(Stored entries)
######

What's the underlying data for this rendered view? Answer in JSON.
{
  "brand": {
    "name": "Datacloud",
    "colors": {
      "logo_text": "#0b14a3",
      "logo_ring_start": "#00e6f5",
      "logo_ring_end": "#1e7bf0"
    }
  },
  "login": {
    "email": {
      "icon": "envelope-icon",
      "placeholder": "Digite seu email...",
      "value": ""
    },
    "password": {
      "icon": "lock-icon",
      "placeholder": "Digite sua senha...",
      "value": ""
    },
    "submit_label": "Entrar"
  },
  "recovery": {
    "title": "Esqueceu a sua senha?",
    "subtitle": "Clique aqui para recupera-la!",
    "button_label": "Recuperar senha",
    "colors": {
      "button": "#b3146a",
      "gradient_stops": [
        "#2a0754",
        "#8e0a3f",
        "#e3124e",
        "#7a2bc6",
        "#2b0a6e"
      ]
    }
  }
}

######

Goal>
Reproduce the records above exactly.

Task solution>
What's the underlying data for this rendered view? Answer in JSON.
{
  "brand": {
    "name": "Datacloud",
    "colors": {
      "logo_text": "#0b14a3",
      "logo_ring_start": "#00e6f5",
      "logo_ring_end": "#1e7bf0"
    }
  },
  "login": {
    "email": {
      "icon": "envelope-icon",
      "placeholder": "Digite seu email...",
      "value": ""
    },
    "password": {
      "icon": "lock-icon",
      "placeholder": "Digite sua senha...",
      "value": ""
    },
    "submit_label": "Entrar"
  },
  "recovery": {
    "title": "Esqueceu a sua senha?",
    "subtitle": "Clique aqui para recupera-la!",
    "button_label": "Recuperar senha",
    "colors": {
      "button": "#b3146a",
      "gradient_stops": [
        "#2a0754",
        "#8e0a3f",
        "#e3124e",
        "#7a2bc6",
        "#2b0a6e"
      ]
    }
  }
}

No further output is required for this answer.